TASK OBJECTIVE
Format every line of the items below as a JSON list of strings, one string per line, and leave out blank lines.

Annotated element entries
- - - - -
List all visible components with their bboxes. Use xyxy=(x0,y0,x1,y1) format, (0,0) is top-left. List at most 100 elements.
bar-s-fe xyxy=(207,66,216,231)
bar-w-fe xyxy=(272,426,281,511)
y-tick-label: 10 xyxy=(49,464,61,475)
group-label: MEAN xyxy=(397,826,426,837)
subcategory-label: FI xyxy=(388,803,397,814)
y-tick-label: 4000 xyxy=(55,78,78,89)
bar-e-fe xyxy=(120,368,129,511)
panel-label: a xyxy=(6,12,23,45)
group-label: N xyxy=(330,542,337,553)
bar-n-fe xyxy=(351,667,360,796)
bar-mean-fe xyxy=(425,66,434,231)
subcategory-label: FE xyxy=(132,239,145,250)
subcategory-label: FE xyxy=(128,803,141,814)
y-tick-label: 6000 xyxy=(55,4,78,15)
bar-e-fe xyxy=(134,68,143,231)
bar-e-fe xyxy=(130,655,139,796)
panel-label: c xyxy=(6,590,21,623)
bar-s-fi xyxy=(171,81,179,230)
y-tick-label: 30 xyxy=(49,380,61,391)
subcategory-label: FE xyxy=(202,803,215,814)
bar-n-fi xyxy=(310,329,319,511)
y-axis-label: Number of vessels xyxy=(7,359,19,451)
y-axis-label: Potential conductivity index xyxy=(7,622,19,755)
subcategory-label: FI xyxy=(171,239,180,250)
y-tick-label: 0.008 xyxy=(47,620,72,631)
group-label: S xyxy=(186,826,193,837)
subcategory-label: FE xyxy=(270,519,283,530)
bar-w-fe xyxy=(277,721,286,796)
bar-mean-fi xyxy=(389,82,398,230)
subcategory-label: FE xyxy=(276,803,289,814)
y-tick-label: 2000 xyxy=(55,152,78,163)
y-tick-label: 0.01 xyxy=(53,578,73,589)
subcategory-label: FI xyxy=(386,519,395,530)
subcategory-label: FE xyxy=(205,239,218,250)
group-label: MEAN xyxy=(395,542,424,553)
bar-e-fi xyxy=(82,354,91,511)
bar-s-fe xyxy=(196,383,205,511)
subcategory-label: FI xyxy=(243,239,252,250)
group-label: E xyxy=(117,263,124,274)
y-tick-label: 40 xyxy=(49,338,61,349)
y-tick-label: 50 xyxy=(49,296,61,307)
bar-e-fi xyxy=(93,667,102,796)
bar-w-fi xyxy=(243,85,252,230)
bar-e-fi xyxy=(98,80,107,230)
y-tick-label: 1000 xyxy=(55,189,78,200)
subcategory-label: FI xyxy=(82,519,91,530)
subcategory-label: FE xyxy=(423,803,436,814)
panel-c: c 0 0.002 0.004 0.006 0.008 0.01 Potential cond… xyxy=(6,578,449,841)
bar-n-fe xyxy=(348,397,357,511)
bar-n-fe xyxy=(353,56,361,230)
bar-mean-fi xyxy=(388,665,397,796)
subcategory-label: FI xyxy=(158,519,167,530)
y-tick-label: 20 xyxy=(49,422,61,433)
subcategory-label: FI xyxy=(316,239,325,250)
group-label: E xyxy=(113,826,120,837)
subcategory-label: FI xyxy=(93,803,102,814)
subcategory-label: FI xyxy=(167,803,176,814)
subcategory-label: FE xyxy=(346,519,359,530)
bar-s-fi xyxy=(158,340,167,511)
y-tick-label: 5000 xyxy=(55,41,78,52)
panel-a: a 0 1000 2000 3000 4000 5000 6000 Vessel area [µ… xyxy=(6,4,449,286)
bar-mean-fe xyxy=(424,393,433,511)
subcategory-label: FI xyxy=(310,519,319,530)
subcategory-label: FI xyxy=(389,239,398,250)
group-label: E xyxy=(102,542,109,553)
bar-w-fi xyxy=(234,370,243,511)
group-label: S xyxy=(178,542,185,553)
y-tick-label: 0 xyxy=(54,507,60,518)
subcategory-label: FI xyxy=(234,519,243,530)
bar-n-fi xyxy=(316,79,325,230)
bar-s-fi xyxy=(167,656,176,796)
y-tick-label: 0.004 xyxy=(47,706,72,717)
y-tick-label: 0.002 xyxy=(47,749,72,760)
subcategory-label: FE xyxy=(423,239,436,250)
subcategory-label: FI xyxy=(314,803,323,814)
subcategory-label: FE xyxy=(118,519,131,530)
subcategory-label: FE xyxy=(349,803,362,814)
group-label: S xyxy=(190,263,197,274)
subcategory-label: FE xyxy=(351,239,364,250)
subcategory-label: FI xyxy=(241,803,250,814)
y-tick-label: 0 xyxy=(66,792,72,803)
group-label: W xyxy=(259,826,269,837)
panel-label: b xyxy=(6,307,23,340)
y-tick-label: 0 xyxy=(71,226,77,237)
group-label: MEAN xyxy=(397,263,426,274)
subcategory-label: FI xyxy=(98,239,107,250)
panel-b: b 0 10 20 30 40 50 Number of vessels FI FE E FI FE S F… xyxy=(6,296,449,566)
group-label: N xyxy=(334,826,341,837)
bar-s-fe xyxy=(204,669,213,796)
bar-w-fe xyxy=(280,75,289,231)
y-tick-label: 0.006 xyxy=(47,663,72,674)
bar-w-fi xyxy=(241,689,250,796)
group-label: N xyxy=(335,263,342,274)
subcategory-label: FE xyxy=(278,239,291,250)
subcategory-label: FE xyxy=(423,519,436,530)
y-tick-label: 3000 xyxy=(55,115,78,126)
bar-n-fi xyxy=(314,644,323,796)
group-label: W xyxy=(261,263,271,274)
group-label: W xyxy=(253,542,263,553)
- - - - -
ANSWER TO THIS TASK
[
  "List all visible components with their bboxes. Use xyxy=(x0,y0,x1,y1) format, (0,0) is top-left. List at most 100 elements.",
  "bar-s-fe xyxy=(207,66,216,231)",
  "bar-w-fe xyxy=(272,426,281,511)",
  "y-tick-label: 10 xyxy=(49,464,61,475)",
  "group-label: MEAN xyxy=(397,826,426,837)",
  "subcategory-label: FI xyxy=(388,803,397,814)",
  "y-tick-label: 4000 xyxy=(55,78,78,89)",
  "bar-e-fe xyxy=(120,368,129,511)",
  "panel-label: a xyxy=(6,12,23,45)",
  "group-label: N xyxy=(330,542,337,553)",
  "bar-n-fe xyxy=(351,667,360,796)",
  "bar-mean-fe xyxy=(425,66,434,231)",
  "subcategory-label: FE xyxy=(132,239,145,250)",
  "subcategory-label: FE xyxy=(128,803,141,814)",
  "y-tick-label: 6000 xyxy=(55,4,78,15)",
  "bar-e-fe xyxy=(134,68,143,231)",
  "bar-e-fe xyxy=(130,655,139,796)",
  "panel-label: c xyxy=(6,590,21,623)",
  "bar-s-fi xyxy=(171,81,179,230)",
  "y-tick-label: 30 xyxy=(49,380,61,391)",
  "subcategory-label: FE xyxy=(202,803,215,814)",
  "bar-n-fi xyxy=(310,329,319,511)",
  "y-axis-label: Number of vessels xyxy=(7,359,19,451)",
  "y-axis-label: Potential conductivity index xyxy=(7,622,19,755)",
  "subcategory-label: FI xyxy=(171,239,180,250)",
  "y-tick-label: 0.008 xyxy=(47,620,72,631)",
  "group-label: S xyxy=(186,826,193,837)",
  "subcategory-label: FE xyxy=(270,519,283,530)",
  "bar-w-fe xyxy=(277,721,286,796)",
  "bar-mean-fi xyxy=(389,82,398,230)",
  "subcategory-label: FE xyxy=(276,803,289,814)",
  "y-tick-label: 2000 xyxy=(55,152,78,163)",
  "y-tick-label: 0.01 xyxy=(53,578,73,589)",
  "subcategory-label: FI xyxy=(386,519,395,530)",
  "subcategory-label: FE xyxy=(205,239,218,250)",
  "group-label: MEAN xyxy=(395,542,424,553)",
  "bar-e-fi xyxy=(82,354,91,511)",
  "bar-s-fe xyxy=(196,383,205,511)",
  "subcategory-label: FI xyxy=(243,239,252,250)",
  "group-label: E xyxy=(117,263,124,274)",
  "y-tick-label: 40 xyxy=(49,338,61,349)",
  "y-tick-label: 50 xyxy=(49,296,61,307)",
  "bar-e-fi xyxy=(93,667,102,796)",
  "bar-w-fi xyxy=(243,85,252,230)",
  "bar-e-fi xyxy=(98,80,107,230)",
  "y-tick-label: 1000 xyxy=(55,189,78,200)",
  "subcategory-label: FI xyxy=(82,519,91,530)",
  "subcategory-label: FE xyxy=(423,803,436,814)",
  "panel-c: c 0 0.002 0.004 0.006 0.008 0.01 Potential cond… xyxy=(6,578,449,841)",
  "bar-n-fe xyxy=(348,397,357,511)",
  "bar-n-fe xyxy=(353,56,361,230)",
  "bar-mean-fi xyxy=(388,665,397,796)",
  "subcategory-label: FI xyxy=(158,519,167,530)",
  "y-tick-label: 20 xyxy=(49,422,61,433)",
  "subcategory-label: FI xyxy=(316,239,325,250)",
  "group-label: E xyxy=(113,826,120,837)",
  "subcategory-label: FI xyxy=(93,803,102,814)",
  "subcategory-label: FI xyxy=(167,803,176,814)",
  "subcategory-label: FE xyxy=(346,519,359,530)",
  "bar-s-fi xyxy=(158,340,167,511)",
  "y-tick-label: 5000 xyxy=(55,41,78,52)",
  "panel-a: a 0 1000 2000 3000 4000 5000 6000 Vessel area [µ… xyxy=(6,4,449,286)",
  "bar-mean-fe xyxy=(424,393,433,511)",
  "subcategory-label: FI xyxy=(310,519,319,530)",
  "subcategory-label: FI xyxy=(389,239,398,250)",
  "group-label: E xyxy=(102,542,109,553)",
  "bar-w-fi xyxy=(234,370,243,511)",
  "group-label: S xyxy=(178,542,185,553)",
  "y-tick-label: 0 xyxy=(54,507,60,518)",
  "subcategory-label: FI xyxy=(234,519,243,530)",
  "bar-n-fi xyxy=(316,79,325,230)",
  "bar-s-fi xyxy=(167,656,176,796)",
  "y-tick-label: 0.004 xyxy=(47,706,72,717)",
  "y-tick-label: 0.002 xyxy=(47,749,72,760)",
  "subcategory-label: FE xyxy=(423,239,436,250)",
  "subcategory-label: FI xyxy=(314,803,323,814)",
  "subcategory-label: FE xyxy=(118,519,131,530)",
  "subcategory-label: FE xyxy=(349,803,362,814)",
  "group-label: S xyxy=(190,263,197,274)",
  "subcategory-label: FE xyxy=(351,239,364,250)",
  "subcategory-label: FI xyxy=(241,803,250,814)",
  "y-tick-label: 0 xyxy=(66,792,72,803)",
  "group-label: W xyxy=(259,826,269,837)",
  "panel-label: b xyxy=(6,307,23,340)",
  "y-tick-label: 0 xyxy=(71,226,77,237)",
  "group-label: MEAN xyxy=(397,263,426,274)",
  "subcategory-label: FI xyxy=(98,239,107,250)",
  "panel-b: b 0 10 20 30 40 50 Number of vessels FI FE E FI FE S F… xyxy=(6,296,449,566)",
  "group-label: N xyxy=(334,826,341,837)",
  "bar-s-fe xyxy=(204,669,213,796)",
  "bar-w-fe xyxy=(280,75,289,231)",
  "y-tick-label: 0.006 xyxy=(47,663,72,674)",
  "bar-w-fi xyxy=(241,689,250,796)",
  "group-label: N xyxy=(335,263,342,274)",
  "subcategory-label: FE xyxy=(278,239,291,250)",
  "subcategory-label: FE xyxy=(423,519,436,530)",
  "y-tick-label: 3000 xyxy=(55,115,78,126)",
  "bar-n-fi xyxy=(314,644,323,796)",
  "group-label: W xyxy=(261,263,271,274)",
  "group-label: W xyxy=(253,542,263,553)"
]